▶ **Written instruction**:
Everything from the line holding "Extract the chart's" through the last line below must be repeated exactly, and nothing else.

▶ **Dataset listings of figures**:
══════════════════════════════
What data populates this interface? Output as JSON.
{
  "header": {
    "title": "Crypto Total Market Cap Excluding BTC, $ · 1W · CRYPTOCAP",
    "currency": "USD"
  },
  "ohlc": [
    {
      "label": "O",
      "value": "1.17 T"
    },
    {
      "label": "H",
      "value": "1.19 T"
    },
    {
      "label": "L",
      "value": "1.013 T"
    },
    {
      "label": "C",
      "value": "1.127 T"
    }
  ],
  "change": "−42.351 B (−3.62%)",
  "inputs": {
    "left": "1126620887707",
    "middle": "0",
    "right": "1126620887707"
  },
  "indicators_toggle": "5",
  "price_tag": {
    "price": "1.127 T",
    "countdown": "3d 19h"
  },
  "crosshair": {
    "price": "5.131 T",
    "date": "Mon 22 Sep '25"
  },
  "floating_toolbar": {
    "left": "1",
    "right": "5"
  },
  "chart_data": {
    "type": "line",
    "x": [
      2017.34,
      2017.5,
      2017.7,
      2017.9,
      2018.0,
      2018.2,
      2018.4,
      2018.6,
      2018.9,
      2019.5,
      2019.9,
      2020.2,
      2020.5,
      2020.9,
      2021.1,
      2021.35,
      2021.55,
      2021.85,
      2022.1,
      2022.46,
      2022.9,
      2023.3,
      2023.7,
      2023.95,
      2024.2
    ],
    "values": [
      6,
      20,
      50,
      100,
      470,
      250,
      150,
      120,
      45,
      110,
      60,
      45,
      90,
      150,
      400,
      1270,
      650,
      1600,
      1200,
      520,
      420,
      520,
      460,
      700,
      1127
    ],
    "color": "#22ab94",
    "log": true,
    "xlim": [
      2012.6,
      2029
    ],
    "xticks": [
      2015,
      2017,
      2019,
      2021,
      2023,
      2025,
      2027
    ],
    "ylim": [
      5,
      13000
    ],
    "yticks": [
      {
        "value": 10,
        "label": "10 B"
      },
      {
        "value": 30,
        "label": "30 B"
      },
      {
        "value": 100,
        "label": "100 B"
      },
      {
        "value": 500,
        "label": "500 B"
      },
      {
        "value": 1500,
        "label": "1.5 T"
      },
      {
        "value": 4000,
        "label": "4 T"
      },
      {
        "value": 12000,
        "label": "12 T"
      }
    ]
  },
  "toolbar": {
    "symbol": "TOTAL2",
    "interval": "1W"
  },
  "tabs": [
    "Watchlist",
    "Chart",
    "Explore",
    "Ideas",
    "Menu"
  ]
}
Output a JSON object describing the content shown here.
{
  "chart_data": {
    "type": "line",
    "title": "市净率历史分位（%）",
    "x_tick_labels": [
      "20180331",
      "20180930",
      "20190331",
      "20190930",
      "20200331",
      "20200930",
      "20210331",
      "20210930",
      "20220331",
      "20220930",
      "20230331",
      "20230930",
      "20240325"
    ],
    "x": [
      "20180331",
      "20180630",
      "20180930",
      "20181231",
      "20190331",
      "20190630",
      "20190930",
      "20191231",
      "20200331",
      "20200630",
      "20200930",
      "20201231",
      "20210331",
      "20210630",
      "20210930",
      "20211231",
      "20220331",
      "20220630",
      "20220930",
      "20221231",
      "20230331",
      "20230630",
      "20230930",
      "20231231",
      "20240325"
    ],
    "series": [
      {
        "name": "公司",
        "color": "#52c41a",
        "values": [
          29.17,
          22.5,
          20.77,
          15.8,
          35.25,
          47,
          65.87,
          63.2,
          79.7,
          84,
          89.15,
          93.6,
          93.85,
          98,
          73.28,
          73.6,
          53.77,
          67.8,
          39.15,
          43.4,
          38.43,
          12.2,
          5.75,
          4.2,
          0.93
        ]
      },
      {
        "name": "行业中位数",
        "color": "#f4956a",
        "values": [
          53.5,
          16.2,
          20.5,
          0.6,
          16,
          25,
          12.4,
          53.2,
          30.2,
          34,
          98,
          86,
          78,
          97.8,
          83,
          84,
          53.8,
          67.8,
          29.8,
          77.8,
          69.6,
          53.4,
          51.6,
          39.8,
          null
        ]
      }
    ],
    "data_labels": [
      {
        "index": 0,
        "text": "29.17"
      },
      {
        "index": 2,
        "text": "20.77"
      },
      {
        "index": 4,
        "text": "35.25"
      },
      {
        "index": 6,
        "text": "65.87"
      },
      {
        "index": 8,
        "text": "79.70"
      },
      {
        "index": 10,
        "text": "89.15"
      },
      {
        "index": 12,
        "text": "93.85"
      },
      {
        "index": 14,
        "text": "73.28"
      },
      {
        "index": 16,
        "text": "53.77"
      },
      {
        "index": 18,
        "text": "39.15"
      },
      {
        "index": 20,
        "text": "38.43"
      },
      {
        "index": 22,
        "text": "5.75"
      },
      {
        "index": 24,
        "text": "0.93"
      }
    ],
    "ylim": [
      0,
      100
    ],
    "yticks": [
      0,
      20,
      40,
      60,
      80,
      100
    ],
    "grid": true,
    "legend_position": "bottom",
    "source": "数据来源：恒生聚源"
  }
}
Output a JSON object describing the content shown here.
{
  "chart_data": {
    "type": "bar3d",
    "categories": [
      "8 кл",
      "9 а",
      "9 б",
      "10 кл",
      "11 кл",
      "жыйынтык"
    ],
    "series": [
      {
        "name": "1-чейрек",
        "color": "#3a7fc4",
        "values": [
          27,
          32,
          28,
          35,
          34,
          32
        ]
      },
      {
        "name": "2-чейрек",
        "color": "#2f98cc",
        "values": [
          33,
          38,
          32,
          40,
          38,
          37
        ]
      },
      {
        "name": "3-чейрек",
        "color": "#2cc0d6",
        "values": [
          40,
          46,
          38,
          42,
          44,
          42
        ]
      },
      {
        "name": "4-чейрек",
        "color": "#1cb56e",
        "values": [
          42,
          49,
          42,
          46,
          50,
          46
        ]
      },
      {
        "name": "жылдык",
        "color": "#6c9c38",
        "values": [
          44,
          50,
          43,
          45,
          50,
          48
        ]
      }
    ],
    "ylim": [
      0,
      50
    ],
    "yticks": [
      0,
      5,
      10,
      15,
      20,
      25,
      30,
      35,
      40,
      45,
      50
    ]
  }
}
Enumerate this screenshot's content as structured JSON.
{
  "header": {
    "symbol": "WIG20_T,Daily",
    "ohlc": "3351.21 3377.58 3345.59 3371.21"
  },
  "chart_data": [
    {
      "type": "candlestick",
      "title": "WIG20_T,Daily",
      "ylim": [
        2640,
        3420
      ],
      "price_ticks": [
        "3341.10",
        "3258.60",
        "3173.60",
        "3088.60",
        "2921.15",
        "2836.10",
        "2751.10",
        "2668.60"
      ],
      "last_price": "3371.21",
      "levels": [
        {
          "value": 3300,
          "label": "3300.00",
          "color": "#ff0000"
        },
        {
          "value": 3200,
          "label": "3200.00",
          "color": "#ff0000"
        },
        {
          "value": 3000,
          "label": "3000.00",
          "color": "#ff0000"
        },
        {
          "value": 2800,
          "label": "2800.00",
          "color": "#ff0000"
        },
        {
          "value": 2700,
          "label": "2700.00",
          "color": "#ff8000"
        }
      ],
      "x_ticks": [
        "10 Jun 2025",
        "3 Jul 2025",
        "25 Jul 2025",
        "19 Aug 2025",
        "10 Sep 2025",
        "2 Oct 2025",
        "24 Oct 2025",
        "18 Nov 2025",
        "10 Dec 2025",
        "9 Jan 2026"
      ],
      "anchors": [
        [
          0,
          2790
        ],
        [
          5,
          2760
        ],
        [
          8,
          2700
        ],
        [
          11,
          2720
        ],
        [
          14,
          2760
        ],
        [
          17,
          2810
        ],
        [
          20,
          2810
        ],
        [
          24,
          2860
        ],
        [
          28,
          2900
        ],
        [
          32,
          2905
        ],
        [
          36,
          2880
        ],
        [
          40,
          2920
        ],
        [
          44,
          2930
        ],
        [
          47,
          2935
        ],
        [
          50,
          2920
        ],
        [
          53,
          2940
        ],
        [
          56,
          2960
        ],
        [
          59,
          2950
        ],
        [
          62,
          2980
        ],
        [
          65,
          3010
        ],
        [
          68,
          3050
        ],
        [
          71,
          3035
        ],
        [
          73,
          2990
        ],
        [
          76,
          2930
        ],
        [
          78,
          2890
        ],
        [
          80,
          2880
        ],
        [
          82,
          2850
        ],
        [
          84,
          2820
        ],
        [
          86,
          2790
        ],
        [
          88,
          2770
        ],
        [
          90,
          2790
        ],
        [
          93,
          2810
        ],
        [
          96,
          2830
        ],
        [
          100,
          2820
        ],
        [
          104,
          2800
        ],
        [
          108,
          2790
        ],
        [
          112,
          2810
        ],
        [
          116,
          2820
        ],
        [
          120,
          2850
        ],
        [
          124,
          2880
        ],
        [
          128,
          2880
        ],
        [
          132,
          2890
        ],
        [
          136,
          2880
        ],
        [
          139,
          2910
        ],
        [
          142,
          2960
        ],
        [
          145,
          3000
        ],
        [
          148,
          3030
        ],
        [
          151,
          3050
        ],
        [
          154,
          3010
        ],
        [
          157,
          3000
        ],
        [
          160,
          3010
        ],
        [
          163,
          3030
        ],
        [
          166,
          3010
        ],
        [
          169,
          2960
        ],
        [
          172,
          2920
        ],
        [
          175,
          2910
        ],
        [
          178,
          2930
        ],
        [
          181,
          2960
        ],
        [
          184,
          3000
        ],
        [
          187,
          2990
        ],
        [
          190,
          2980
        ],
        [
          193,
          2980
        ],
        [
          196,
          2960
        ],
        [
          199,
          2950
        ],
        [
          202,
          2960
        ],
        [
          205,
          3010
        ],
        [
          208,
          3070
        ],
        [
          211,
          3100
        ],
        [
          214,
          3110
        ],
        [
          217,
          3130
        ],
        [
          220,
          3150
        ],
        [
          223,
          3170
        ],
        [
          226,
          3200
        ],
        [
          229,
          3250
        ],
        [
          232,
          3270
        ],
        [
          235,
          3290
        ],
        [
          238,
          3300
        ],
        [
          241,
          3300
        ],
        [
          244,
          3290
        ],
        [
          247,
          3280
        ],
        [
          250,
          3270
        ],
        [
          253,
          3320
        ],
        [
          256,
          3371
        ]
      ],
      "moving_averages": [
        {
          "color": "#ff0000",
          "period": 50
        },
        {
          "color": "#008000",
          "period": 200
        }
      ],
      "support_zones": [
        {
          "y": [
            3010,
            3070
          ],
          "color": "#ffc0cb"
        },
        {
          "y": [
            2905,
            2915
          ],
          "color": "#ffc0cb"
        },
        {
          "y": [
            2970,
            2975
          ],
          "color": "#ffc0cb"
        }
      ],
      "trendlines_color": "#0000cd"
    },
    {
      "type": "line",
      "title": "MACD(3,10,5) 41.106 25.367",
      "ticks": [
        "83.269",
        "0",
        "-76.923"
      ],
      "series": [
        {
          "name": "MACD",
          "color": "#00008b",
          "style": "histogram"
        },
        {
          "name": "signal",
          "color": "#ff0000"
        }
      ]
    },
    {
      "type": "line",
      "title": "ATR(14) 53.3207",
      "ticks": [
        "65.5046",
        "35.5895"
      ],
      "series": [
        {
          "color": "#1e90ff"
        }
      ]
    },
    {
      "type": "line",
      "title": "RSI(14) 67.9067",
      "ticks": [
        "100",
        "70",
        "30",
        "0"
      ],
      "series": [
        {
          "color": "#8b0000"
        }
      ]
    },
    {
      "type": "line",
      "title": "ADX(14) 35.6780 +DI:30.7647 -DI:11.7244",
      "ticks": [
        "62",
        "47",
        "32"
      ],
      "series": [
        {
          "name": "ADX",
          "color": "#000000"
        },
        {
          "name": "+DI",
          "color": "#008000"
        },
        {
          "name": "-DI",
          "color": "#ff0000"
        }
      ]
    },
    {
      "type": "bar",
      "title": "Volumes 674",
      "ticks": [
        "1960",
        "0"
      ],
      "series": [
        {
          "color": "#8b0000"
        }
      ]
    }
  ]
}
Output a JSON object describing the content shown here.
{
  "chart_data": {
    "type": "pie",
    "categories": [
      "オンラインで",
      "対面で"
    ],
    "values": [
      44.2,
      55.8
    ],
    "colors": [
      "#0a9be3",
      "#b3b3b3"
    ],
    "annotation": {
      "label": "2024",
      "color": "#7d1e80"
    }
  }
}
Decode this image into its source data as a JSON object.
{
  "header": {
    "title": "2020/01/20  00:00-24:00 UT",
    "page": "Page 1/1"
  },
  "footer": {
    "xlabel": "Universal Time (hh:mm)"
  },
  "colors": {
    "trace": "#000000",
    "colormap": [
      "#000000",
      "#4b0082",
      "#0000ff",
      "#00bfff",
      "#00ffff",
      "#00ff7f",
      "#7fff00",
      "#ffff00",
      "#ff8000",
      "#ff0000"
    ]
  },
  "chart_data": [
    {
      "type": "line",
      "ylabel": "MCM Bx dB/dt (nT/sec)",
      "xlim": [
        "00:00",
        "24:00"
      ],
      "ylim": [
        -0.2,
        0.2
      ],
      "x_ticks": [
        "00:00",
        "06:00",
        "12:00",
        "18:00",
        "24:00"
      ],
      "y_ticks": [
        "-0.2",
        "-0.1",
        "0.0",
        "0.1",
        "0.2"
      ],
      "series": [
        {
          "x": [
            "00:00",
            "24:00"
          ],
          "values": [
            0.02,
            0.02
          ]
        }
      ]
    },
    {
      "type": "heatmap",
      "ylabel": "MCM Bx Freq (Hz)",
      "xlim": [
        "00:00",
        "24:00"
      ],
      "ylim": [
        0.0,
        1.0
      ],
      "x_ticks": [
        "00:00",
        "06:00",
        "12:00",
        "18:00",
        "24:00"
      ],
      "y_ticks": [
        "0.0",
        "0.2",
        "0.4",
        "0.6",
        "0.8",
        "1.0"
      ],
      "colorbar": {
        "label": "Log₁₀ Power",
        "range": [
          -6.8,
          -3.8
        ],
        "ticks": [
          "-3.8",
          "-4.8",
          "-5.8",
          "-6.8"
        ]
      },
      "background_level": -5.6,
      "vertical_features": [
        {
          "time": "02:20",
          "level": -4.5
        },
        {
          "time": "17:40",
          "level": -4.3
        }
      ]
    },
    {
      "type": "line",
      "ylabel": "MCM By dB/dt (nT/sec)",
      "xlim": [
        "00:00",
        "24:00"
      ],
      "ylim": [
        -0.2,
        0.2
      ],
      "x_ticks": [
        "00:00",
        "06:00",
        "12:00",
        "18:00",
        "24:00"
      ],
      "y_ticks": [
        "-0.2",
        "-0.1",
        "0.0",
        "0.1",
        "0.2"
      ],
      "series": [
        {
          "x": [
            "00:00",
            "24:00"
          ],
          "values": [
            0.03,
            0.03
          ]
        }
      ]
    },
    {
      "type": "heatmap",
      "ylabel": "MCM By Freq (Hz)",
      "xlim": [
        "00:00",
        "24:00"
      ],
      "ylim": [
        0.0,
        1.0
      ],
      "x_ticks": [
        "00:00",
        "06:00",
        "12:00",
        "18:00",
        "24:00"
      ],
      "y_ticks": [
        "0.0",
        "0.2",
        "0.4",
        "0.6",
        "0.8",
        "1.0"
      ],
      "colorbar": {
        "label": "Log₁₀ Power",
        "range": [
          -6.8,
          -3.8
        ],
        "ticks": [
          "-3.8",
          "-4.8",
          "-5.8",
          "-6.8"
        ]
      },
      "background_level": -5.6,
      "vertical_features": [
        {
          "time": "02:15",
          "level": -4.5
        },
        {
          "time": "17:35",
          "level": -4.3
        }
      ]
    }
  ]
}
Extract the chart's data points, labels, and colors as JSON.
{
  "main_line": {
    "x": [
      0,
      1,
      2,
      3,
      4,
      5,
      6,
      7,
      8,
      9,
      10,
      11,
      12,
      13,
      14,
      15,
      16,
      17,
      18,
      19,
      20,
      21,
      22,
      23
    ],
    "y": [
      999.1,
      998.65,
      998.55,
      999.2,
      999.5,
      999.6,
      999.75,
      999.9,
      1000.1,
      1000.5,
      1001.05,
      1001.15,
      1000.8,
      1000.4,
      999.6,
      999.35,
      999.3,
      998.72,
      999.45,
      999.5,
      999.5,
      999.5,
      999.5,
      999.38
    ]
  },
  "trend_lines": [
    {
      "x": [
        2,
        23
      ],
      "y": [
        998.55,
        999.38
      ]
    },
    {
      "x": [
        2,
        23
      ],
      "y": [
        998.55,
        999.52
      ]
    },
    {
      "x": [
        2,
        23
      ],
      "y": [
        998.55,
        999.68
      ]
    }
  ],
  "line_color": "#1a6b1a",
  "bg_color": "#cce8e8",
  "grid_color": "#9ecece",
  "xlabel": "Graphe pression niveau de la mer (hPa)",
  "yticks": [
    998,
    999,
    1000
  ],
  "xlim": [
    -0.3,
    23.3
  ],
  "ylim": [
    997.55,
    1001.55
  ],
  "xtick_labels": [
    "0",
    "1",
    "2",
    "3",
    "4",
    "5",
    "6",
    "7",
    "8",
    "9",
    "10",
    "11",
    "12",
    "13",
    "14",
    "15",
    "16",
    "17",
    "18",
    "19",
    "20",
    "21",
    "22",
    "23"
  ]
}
══════════════════════════════
▶ **Output for this exercise**:
Extract the chart's data points, labels, and colors as JSON.
{
  "main_line": {
    "x": [
      0,
      1,
      2,
      3,
      4,
      5,
      6,
      7,
      8,
      9,
      10,
      11,
      12,
      13,
      14,
      15,
      16,
      17,
      18,
      19,
      20,
      21,
      22,
      23
    ],
    "y": [
      999.1,
      998.65,
      998.55,
      999.2,
      999.5,
      999.6,
      999.75,
      999.9,
      1000.1,
      1000.5,
      1001.05,
      1001.15,
      1000.8,
      1000.4,
      999.6,
      999.35,
      999.3,
      998.72,
      999.45,
      999.5,
      999.5,
      999.5,
      999.5,
      999.38
    ]
  },
  "trend_lines": [
    {
      "x": [
        2,
        23
      ],
      "y": [
        998.55,
        999.38
      ]
    },
    {
      "x": [
        2,
        23
      ],
      "y": [
        998.55,
        999.52
      ]
    },
    {
      "x": [
        2,
        23
      ],
      "y": [
        998.55,
        999.68
      ]
    }
  ],
  "line_color": "#1a6b1a",
  "bg_color": "#cce8e8",
  "grid_color": "#9ecece",
  "xlabel": "Graphe pression niveau de la mer (hPa)",
  "yticks": [
    998,
    999,
    1000
  ],
  "xlim": [
    -0.3,
    23.3
  ],
  "ylim": [
    997.55,
    1001.55
  ],
  "xtick_labels": [
    "0",
    "1",
    "2",
    "3",
    "4",
    "5",
    "6",
    "7",
    "8",
    "9",
    "10",
    "11",
    "12",
    "13",
    "14",
    "15",
    "16",
    "17",
    "18",
    "19",
    "20",
    "21",
    "22",
    "23"
  ]
}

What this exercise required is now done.